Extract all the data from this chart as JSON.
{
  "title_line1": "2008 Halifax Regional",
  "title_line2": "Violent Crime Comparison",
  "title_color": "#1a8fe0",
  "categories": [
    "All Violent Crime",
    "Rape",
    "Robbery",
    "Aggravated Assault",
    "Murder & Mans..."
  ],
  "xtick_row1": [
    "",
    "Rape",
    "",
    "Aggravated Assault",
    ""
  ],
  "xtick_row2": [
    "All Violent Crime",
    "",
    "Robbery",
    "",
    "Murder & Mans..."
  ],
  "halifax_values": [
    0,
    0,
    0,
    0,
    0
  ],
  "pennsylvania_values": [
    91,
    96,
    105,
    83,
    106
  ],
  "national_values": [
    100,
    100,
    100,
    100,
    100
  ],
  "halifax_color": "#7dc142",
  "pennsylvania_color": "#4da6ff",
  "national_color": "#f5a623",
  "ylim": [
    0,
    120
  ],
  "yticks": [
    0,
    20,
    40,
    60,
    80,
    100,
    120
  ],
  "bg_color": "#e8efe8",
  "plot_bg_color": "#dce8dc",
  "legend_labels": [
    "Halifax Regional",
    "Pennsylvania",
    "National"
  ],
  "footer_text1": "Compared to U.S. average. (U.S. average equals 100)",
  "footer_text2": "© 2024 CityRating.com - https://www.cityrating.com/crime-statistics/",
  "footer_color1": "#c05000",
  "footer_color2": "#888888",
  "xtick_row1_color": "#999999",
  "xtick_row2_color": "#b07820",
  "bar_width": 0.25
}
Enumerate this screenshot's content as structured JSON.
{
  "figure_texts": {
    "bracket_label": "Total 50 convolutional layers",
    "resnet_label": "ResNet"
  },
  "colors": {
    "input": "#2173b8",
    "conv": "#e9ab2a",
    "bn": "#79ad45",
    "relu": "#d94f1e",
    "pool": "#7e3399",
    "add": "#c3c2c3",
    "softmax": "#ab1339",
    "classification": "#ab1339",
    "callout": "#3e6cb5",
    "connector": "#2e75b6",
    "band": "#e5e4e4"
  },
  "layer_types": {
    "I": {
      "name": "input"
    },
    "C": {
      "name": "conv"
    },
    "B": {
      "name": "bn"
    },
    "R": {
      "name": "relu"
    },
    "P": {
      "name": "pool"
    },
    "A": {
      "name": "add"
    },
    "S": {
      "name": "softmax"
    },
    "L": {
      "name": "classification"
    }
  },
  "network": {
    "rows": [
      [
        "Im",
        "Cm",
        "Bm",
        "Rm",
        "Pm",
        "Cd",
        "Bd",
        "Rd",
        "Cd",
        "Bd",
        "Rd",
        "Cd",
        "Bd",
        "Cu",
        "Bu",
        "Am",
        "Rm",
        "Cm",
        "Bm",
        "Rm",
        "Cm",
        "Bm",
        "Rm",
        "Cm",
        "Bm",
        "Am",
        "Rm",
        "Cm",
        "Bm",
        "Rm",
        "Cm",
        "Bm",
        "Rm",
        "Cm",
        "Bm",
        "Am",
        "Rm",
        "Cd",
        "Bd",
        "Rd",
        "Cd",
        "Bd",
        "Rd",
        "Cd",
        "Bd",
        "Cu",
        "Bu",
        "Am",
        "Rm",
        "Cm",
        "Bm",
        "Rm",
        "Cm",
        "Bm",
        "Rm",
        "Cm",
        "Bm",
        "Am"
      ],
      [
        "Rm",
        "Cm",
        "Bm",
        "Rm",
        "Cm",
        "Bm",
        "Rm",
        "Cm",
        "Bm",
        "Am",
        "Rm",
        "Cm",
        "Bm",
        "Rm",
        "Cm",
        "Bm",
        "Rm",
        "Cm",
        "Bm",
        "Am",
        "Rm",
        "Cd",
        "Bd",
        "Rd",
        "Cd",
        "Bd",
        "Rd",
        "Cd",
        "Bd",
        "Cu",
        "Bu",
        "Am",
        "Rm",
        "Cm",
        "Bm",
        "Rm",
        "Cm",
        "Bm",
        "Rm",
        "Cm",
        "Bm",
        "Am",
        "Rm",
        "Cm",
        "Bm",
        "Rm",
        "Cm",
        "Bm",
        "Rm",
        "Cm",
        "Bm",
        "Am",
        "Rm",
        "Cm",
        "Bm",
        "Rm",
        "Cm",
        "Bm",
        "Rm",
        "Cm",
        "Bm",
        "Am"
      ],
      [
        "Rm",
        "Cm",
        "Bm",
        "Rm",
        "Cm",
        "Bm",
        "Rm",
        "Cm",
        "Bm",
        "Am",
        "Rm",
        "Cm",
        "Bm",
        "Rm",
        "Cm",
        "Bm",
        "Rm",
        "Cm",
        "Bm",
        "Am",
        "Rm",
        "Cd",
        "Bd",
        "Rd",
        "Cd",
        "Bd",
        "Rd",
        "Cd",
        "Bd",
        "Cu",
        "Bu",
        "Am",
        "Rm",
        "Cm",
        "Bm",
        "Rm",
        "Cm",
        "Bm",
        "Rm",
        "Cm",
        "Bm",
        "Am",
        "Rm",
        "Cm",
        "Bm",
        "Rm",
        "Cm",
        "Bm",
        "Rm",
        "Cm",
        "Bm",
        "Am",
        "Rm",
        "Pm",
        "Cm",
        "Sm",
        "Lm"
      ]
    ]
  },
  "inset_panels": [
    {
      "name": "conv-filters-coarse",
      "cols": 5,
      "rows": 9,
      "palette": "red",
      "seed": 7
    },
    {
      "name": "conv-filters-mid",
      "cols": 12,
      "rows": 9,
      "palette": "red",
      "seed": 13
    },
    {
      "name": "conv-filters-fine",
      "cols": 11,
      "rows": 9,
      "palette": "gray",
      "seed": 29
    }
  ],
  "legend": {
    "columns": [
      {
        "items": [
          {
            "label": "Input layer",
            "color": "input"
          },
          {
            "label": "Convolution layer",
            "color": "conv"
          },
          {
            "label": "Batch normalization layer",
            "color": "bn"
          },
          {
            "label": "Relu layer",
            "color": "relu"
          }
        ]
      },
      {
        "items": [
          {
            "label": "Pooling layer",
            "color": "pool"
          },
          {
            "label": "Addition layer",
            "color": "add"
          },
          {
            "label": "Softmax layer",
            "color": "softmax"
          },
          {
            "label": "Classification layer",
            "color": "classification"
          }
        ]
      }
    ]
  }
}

★ ★ ★ ★ ★

EXERCISE DETAILS
Faithfully copy every entry, leaving nothing out.

TASK RESULT
Extract all the data from this chart as JSON.
{
  "title_line1": "2008 Halifax Regional",
  "title_line2": "Violent Crime Comparison",
  "title_color": "#1a8fe0",
  "categories": [
    "All Violent Crime",
    "Rape",
    "Robbery",
    "Aggravated Assault",
    "Murder & Mans..."
  ],
  "xtick_row1": [
    "",
    "Rape",
    "",
    "Aggravated Assault",
    ""
  ],
  "xtick_row2": [
    "All Violent Crime",
    "",
    "Robbery",
    "",
    "Murder & Mans..."
  ],
  "halifax_values": [
    0,
    0,
    0,
    0,
    0
  ],
  "pennsylvania_values": [
    91,
    96,
    105,
    83,
    106
  ],
  "national_values": [
    100,
    100,
    100,
    100,
    100
  ],
  "halifax_color": "#7dc142",
  "pennsylvania_color": "#4da6ff",
  "national_color": "#f5a623",
  "ylim": [
    0,
    120
  ],
  "yticks": [
    0,
    20,
    40,
    60,
    80,
    100,
    120
  ],
  "bg_color": "#e8efe8",
  "plot_bg_color": "#dce8dc",
  "legend_labels": [
    "Halifax Regional",
    "Pennsylvania",
    "National"
  ],
  "footer_text1": "Compared to U.S. average. (U.S. average equals 100)",
  "footer_text2": "© 2024 CityRating.com - https://www.cityrating.com/crime-statistics/",
  "footer_color1": "#c05000",
  "footer_color2": "#888888",
  "xtick_row1_color": "#999999",
  "xtick_row2_color": "#b07820",
  "bar_width": 0.25
}
Enumerate this screenshot's content as structured JSON.
{
  "figure_texts": {
    "bracket_label": "Total 50 convolutional layers",
    "resnet_label": "ResNet"
  },
  "colors": {
    "input": "#2173b8",
    "conv": "#e9ab2a",
    "bn": "#79ad45",
    "relu": "#d94f1e",
    "pool": "#7e3399",
    "add": "#c3c2c3",
    "softmax": "#ab1339",
    "classification": "#ab1339",
    "callout": "#3e6cb5",
    "connector": "#2e75b6",
    "band": "#e5e4e4"
  },
  "layer_types": {
    "I": {
      "name": "input"
    },
    "C": {
      "name": "conv"
    },
    "B": {
      "name": "bn"
    },
    "R": {
      "name": "relu"
    },
    "P": {
      "name": "pool"
    },
    "A": {
      "name": "add"
    },
    "S": {
      "name": "softmax"
    },
    "L": {
      "name": "classification"
    }
  },
  "network": {
    "rows": [
      [
        "Im",
        "Cm",
        "Bm",
        "Rm",
        "Pm",
        "Cd",
        "Bd",
        "Rd",
        "Cd",
        "Bd",
        "Rd",
        "Cd",
        "Bd",
        "Cu",
        "Bu",
        "Am",
        "Rm",
        "Cm",
        "Bm",
        "Rm",
        "Cm",
        "Bm",
        "Rm",
        "Cm",
        "Bm",
        "Am",
        "Rm",
        "Cm",
        "Bm",
        "Rm",
        "Cm",
        "Bm",
        "Rm",
        "Cm",
        "Bm",
        "Am",
        "Rm",
        "Cd",
        "Bd",
        "Rd",
        "Cd",
        "Bd",
        "Rd",
        "Cd",
        "Bd",
        "Cu",
        "Bu",
        "Am",
        "Rm",
        "Cm",
        "Bm",
        "Rm",
        "Cm",
        "Bm",
        "Rm",
        "Cm",
        "Bm",
        "Am"
      ],
      [
        "Rm",
        "Cm",
        "Bm",
        "Rm",
        "Cm",
        "Bm",
        "Rm",
        "Cm",
        "Bm",
        "Am",
        "Rm",
        "Cm",
        "Bm",
        "Rm",
        "Cm",
        "Bm",
        "Rm",
        "Cm",
        "Bm",
        "Am",
        "Rm",
        "Cd",
        "Bd",
        "Rd",
        "Cd",
        "Bd",
        "Rd",
        "Cd",
        "Bd",
        "Cu",
        "Bu",
        "Am",
        "Rm",
        "Cm",
        "Bm",
        "Rm",
        "Cm",
        "Bm",
        "Rm",
        "Cm",
        "Bm",
        "Am",
        "Rm",
        "Cm",
        "Bm",
        "Rm",
        "Cm",
        "Bm",
        "Rm",
        "Cm",
        "Bm",
        "Am",
        "Rm",
        "Cm",
        "Bm",
        "Rm",
        "Cm",
        "Bm",
        "Rm",
        "Cm",
        "Bm",
        "Am"
      ],
      [
        "Rm",
        "Cm",
        "Bm",
        "Rm",
        "Cm",
        "Bm",
        "Rm",
        "Cm",
        "Bm",
        "Am",
        "Rm",
        "Cm",
        "Bm",
        "Rm",
        "Cm",
        "Bm",
        "Rm",
        "Cm",
        "Bm",
        "Am",
        "Rm",
        "Cd",
        "Bd",
        "Rd",
        "Cd",
        "Bd",
        "Rd",
        "Cd",
        "Bd",
        "Cu",
        "Bu",
        "Am",
        "Rm",
        "Cm",
        "Bm",
        "Rm",
        "Cm",
        "Bm",
        "Rm",
        "Cm",
        "Bm",
        "Am",
        "Rm",
        "Cm",
        "Bm",
        "Rm",
        "Cm",
        "Bm",
        "Rm",
        "Cm",
        "Bm",
        "Am",
        "Rm",
        "Pm",
        "Cm",
        "Sm",
        "Lm"
      ]
    ]
  },
  "inset_panels": [
    {
      "name": "conv-filters-coarse",
      "cols": 5,
      "rows": 9,
      "palette": "red",
      "seed": 7
    },
    {
      "name": "conv-filters-mid",
      "cols": 12,
      "rows": 9,
      "palette": "red",
      "seed": 13
    },
    {
      "name": "conv-filters-fine",
      "cols": 11,
      "rows": 9,
      "palette": "gray",
      "seed": 29
    }
  ],
  "legend": {
    "columns": [
      {
        "items": [
          {
            "label": "Input layer",
            "color": "input"
          },
          {
            "label": "Convolution layer",
            "color": "conv"
          },
          {
            "label": "Batch normalization layer",
            "color": "bn"
          },
          {
            "label": "Relu layer",
            "color": "relu"
          }
        ]
      },
      {
        "items": [
          {
            "label": "Pooling layer",
            "color": "pool"
          },
          {
            "label": "Addition layer",
            "color": "add"
          },
          {
            "label": "Softmax layer",
            "color": "softmax"
          },
          {
            "label": "Classification layer",
            "color": "classification"
          }
        ]
      }
    ]
  }
}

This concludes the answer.